Görev yönergesi:
Sıla-i rahim üzerine olan metne göre akrabalar için hangi tabirler de kullanılır?

Hüseyin KUBAT

Hüseyin KUBAT

SILA-İ RAHİM

29 Aralık 2024 12:12 Boğaziçi Eğitim Derneği 269

SILA-İ RAHİM

Sözlükte “bağ, ilişki” anlamına gelen sıla ile “döl yatağı, ana rahmi” ve mecazen “insanlar arasındaki soy birliği, akrabalık bağı” mânasındaki rahm/rahim (çoğulu erhâm) kelimelerinden oluşan sıla-i rahim terim olarak “kan bağı ve evlenme yoluyla oluşan akrabalık bağlarını yaşatma, akrabalarla ilişkiyi sürdürme, haklarını gözetme, onlara ilgi gösterme, iyilik ve yardımda bulunma, ziyaret etme” şeklinde açıklanmaktadır. Akrabalar için zü’l-erhâm, ülü’l-erhâm gibi tabirler de kullanılır.(DİA).

Öğe sınır kayıtları:
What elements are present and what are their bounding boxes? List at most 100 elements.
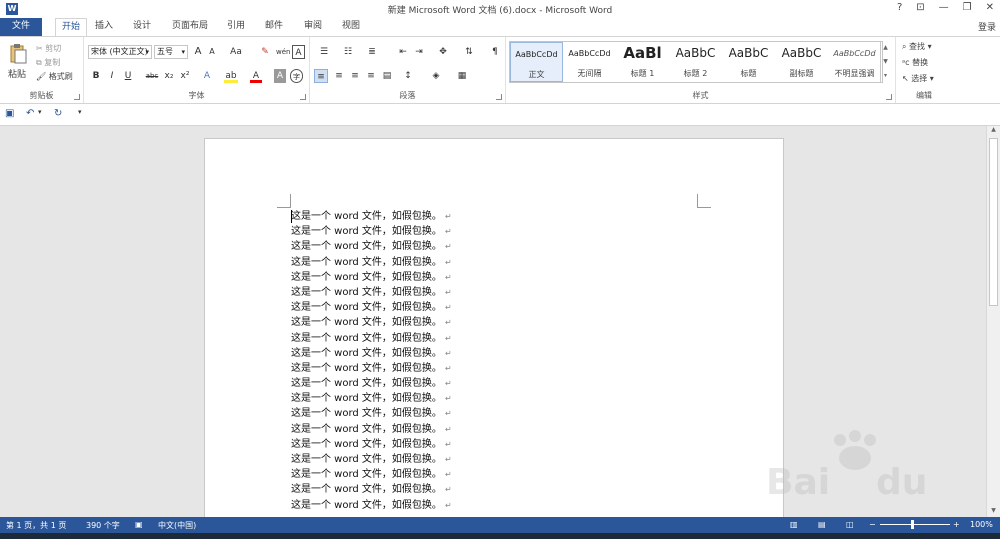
language-indicator[interactable]: 中文(中国) (158, 520, 196, 531)
style-no-spacing[interactable]: AaBbCcDd 无间隔 (563, 42, 616, 82)
char-border-icon[interactable]: A (292, 45, 305, 59)
distribute-icon[interactable]: ▤ (380, 69, 394, 83)
font-size-select[interactable]: 五号 ▾ (154, 45, 188, 59)
chevron-down-icon[interactable]: ▼ (881, 55, 890, 69)
zoom-slider-track[interactable] (880, 524, 950, 525)
style-heading-2[interactable]: AaBbC 标题 2 (669, 42, 722, 82)
strikethrough-button[interactable]: abc (144, 69, 160, 83)
document-line[interactable]: 这是一个 word 文件，如假包换。 ↵ (291, 209, 452, 224)
tab-insert[interactable]: 插入 (92, 18, 116, 36)
document-line[interactable]: 这是一个 word 文件，如假包换。 ↵ (291, 315, 452, 330)
document-line[interactable]: 这是一个 word 文件，如假包换。 ↵ (291, 255, 452, 270)
tab-review[interactable]: 审阅 (301, 18, 325, 36)
show-marks-icon[interactable]: ¶ (488, 45, 502, 59)
tab-references[interactable]: 引用 (224, 18, 248, 36)
font-name-select[interactable]: 宋体 (中文正文) ▾ (88, 45, 152, 59)
page-count[interactable]: 第 1 页，共 1 页 (6, 520, 66, 531)
grow-font-button[interactable]: A (192, 45, 204, 59)
chevron-down-icon[interactable]: ▾ (38, 108, 42, 116)
borders-icon[interactable]: ▦ (454, 69, 470, 83)
enclose-char-icon[interactable]: 字 (290, 69, 303, 83)
word-count[interactable]: 390 个字 (86, 520, 120, 531)
document-line[interactable]: 这是一个 word 文件，如假包换。 ↵ (291, 452, 452, 467)
undo-icon[interactable]: ↶ (26, 108, 34, 119)
restore-icon[interactable]: ❐ (963, 2, 972, 13)
phonetic-guide-icon[interactable]: wén (276, 45, 290, 59)
clear-format-icon[interactable]: ✎ (258, 45, 272, 59)
subscript-button[interactable]: x₂ (162, 69, 176, 83)
copy-button[interactable]: ⧉ 复制 (36, 57, 60, 68)
format-painter-button[interactable]: 🖌 格式刷 (36, 71, 73, 82)
line-spacing-icon[interactable]: ↕ (400, 69, 416, 83)
style-subtitle[interactable]: AaBbC 副标题 (775, 42, 828, 82)
style-normal[interactable]: AaBbCcDd 正文 (510, 42, 563, 82)
document-line[interactable]: 这是一个 word 文件，如假包换。 ↵ (291, 467, 452, 482)
document-line[interactable]: 这是一个 word 文件，如假包换。 ↵ (291, 437, 452, 452)
zoom-out-button[interactable]: − (869, 520, 876, 529)
zoom-level[interactable]: 100% (970, 520, 993, 529)
align-right-icon[interactable]: ≡ (348, 69, 362, 83)
tab-file[interactable]: 文件 (0, 18, 42, 36)
close-icon[interactable]: ✕ (986, 2, 994, 13)
paste-icon[interactable] (8, 43, 28, 65)
clipboard-launcher-icon[interactable] (74, 94, 80, 100)
find-button[interactable]: ⌕ 查找 ▾ (902, 41, 932, 52)
document-line[interactable]: 这是一个 word 文件，如假包换。 ↵ (291, 239, 452, 254)
scrollbar-thumb[interactable] (989, 138, 998, 306)
document-line[interactable]: 这是一个 word 文件，如假包换。 ↵ (291, 300, 452, 315)
style-title[interactable]: AaBbC 标题 (722, 42, 775, 82)
proofing-icon[interactable]: ▣ (135, 520, 143, 529)
text-effects-icon[interactable]: A (200, 69, 214, 83)
tab-design[interactable]: 设计 (130, 18, 154, 36)
zoom-in-button[interactable]: + (953, 520, 960, 529)
customize-qat-icon[interactable]: ▾ (78, 108, 82, 116)
align-center-icon[interactable]: ≡ (332, 69, 346, 83)
select-button[interactable]: ↖ 选择 ▾ (902, 73, 934, 84)
bold-button[interactable]: B (90, 69, 102, 83)
scroll-up-icon[interactable]: ▲ (987, 126, 1000, 136)
shading-icon[interactable]: ◈ (428, 69, 444, 83)
font-launcher-icon[interactable] (300, 94, 306, 100)
bullets-icon[interactable]: ☰ (316, 45, 332, 59)
styles-launcher-icon[interactable] (886, 94, 892, 100)
read-mode-icon[interactable]: ▥ (790, 520, 798, 529)
char-shading-icon[interactable]: A (274, 69, 286, 83)
document-line[interactable]: 这是一个 word 文件，如假包换。 ↵ (291, 270, 452, 285)
document-line[interactable]: 这是一个 word 文件，如假包换。 ↵ (291, 331, 452, 346)
document-line[interactable]: 这是一个 word 文件，如假包换。 ↵ (291, 391, 452, 406)
style-heading-1[interactable]: AaBl 标题 1 (616, 42, 669, 82)
document-line[interactable]: 这是一个 word 文件，如假包换。 ↵ (291, 376, 452, 391)
save-icon[interactable]: ▣ (5, 108, 14, 119)
login-link[interactable]: 登录 (978, 20, 996, 33)
align-left-icon[interactable]: ≡ (314, 69, 328, 83)
paragraph-launcher-icon[interactable] (496, 94, 502, 100)
ribbon-display-icon[interactable]: ⊡ (916, 2, 924, 13)
document-line[interactable]: 这是一个 word 文件，如假包换。 ↵ (291, 422, 452, 437)
minimize-icon[interactable]: — (939, 2, 949, 13)
tab-home[interactable]: 开始 (55, 18, 87, 36)
italic-button[interactable]: I (106, 69, 118, 83)
justify-icon[interactable]: ≡ (364, 69, 378, 83)
superscript-button[interactable]: x² (178, 69, 192, 83)
cut-button[interactable]: ✂ 剪切 (36, 43, 61, 54)
tab-mailings[interactable]: 邮件 (262, 18, 286, 36)
numbering-icon[interactable]: ☷ (340, 45, 356, 59)
document-body[interactable]: 这是一个 word 文件，如假包换。 ↵ 这是一个 word 文件，如假包换。 ↵ 这是… (291, 209, 452, 513)
replace-button[interactable]: ᵃc 替换 (902, 57, 928, 68)
zoom-slider-thumb[interactable] (911, 520, 914, 529)
document-line[interactable]: 这是一个 word 文件，如假包换。 ↵ (291, 361, 452, 376)
tab-view[interactable]: 视图 (339, 18, 363, 36)
print-layout-icon[interactable]: ▤ (818, 520, 826, 529)
vertical-scrollbar[interactable]: ▲ ▼ (986, 126, 1000, 517)
document-line[interactable]: 这是一个 word 文件，如假包换。 ↵ (291, 498, 452, 513)
increase-indent-icon[interactable]: ⇥ (412, 45, 426, 59)
chinese-layout-icon[interactable]: ✥ (434, 45, 452, 59)
document-line[interactable]: 这是一个 word 文件，如假包换。 ↵ (291, 285, 452, 300)
styles-scroll[interactable]: ▲ ▼ ▾ (880, 41, 890, 83)
font-color-icon[interactable]: A (250, 69, 262, 83)
shrink-font-button[interactable]: A (206, 45, 218, 59)
document-line[interactable]: 这是一个 word 文件，如假包换。 ↵ (291, 406, 452, 421)
more-styles-icon[interactable]: ▾ (881, 69, 890, 83)
document-line[interactable]: 这是一个 word 文件，如假包换。 ↵ (291, 224, 452, 239)
chevron-up-icon[interactable]: ▲ (881, 41, 890, 55)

Alıştırmanın cevabı:
Zü’l-erhâm ve ülü’l-erhâm.